To do: Return each line of the data below exactly, omitting any pictures.

Recorded data:

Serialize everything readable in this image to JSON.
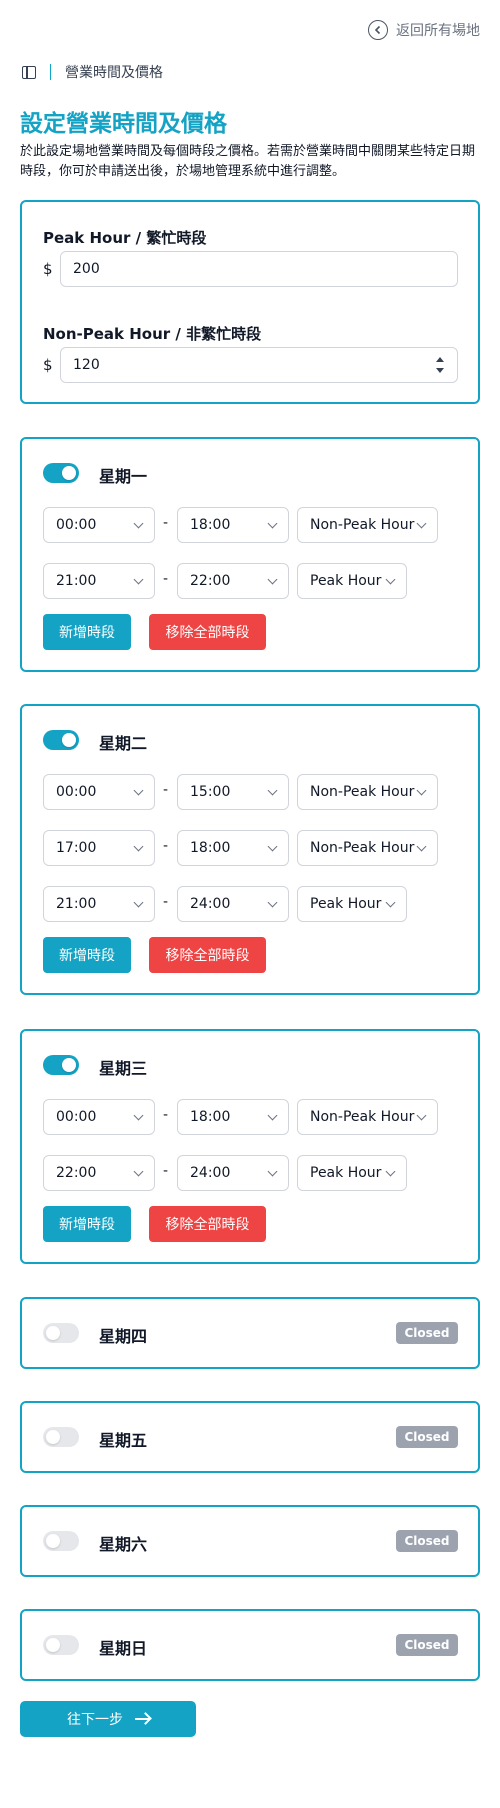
{
  "header": {
    "back_label": "返回所有場地"
  },
  "breadcrumb": {
    "label": "營業時間及價格"
  },
  "page": {
    "title": "設定營業時間及價格",
    "description": "於此設定場地營業時間及每個時段之價格。若需於營業時間中關閉某些特定日期時段，你可於申請送出後，於場地管理系統中進行調整。"
  },
  "pricing": {
    "currency": "$",
    "peak_label": "Peak Hour / 繁忙時段",
    "peak_value": "200",
    "nonpeak_label": "Non-Peak Hour / 非繁忙時段",
    "nonpeak_value": "120"
  },
  "days": [
    {
      "name": "星期一",
      "enabled": true,
      "slots": [
        {
          "start": "00:00",
          "end": "18:00",
          "type": "Non-Peak Hour"
        },
        {
          "start": "21:00",
          "end": "22:00",
          "type": "Peak Hour"
        }
      ]
    },
    {
      "name": "星期二",
      "enabled": true,
      "slots": [
        {
          "start": "00:00",
          "end": "15:00",
          "type": "Non-Peak Hour"
        },
        {
          "start": "17:00",
          "end": "18:00",
          "type": "Non-Peak Hour"
        },
        {
          "start": "21:00",
          "end": "24:00",
          "type": "Peak Hour"
        }
      ]
    },
    {
      "name": "星期三",
      "enabled": true,
      "slots": [
        {
          "start": "00:00",
          "end": "18:00",
          "type": "Non-Peak Hour"
        },
        {
          "start": "22:00",
          "end": "24:00",
          "type": "Peak Hour"
        }
      ]
    },
    {
      "name": "星期四",
      "enabled": false,
      "slots": []
    },
    {
      "name": "星期五",
      "enabled": false,
      "slots": []
    },
    {
      "name": "星期六",
      "enabled": false,
      "slots": []
    },
    {
      "name": "星期日",
      "enabled": false,
      "slots": []
    }
  ],
  "labels": {
    "range_separator": "-",
    "add_slot": "新增時段",
    "remove_all": "移除全部時段",
    "closed": "Closed",
    "next": "往下一步"
  },
  "colors": {
    "accent": "#14a3c4",
    "danger": "#ef4444",
    "closed": "#9ca3af"
  }
}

Solution for this problem:
Serialize everything readable in this image to JSON.
{
  "header": {
    "back_label": "返回所有場地"
  },
  "breadcrumb": {
    "label": "營業時間及價格"
  },
  "page": {
    "title": "設定營業時間及價格",
    "description": "於此設定場地營業時間及每個時段之價格。若需於營業時間中關閉某些特定日期時段，你可於申請送出後，於場地管理系統中進行調整。"
  },
  "pricing": {
    "currency": "$",
    "peak_label": "Peak Hour / 繁忙時段",
    "peak_value": "200",
    "nonpeak_label": "Non-Peak Hour / 非繁忙時段",
    "nonpeak_value": "120"
  },
  "days": [
    {
      "name": "星期一",
      "enabled": true,
      "slots": [
        {
          "start": "00:00",
          "end": "18:00",
          "type": "Non-Peak Hour"
        },
        {
          "start": "21:00",
          "end": "22:00",
          "type": "Peak Hour"
        }
      ]
    },
    {
      "name": "星期二",
      "enabled": true,
      "slots": [
        {
          "start": "00:00",
          "end": "15:00",
          "type": "Non-Peak Hour"
        },
        {
          "start": "17:00",
          "end": "18:00",
          "type": "Non-Peak Hour"
        },
        {
          "start": "21:00",
          "end": "24:00",
          "type": "Peak Hour"
        }
      ]
    },
    {
      "name": "星期三",
      "enabled": true,
      "slots": [
        {
          "start": "00:00",
          "end": "18:00",
          "type": "Non-Peak Hour"
        },
        {
          "start": "22:00",
          "end": "24:00",
          "type": "Peak Hour"
        }
      ]
    },
    {
      "name": "星期四",
      "enabled": false,
      "slots": []
    },
    {
      "name": "星期五",
      "enabled": false,
      "slots": []
    },
    {
      "name": "星期六",
      "enabled": false,
      "slots": []
    },
    {
      "name": "星期日",
      "enabled": false,
      "slots": []
    }
  ],
  "labels": {
    "range_separator": "-",
    "add_slot": "新增時段",
    "remove_all": "移除全部時段",
    "closed": "Closed",
    "next": "往下一步"
  },
  "colors": {
    "accent": "#14a3c4",
    "danger": "#ef4444",
    "closed": "#9ca3af"
  }
}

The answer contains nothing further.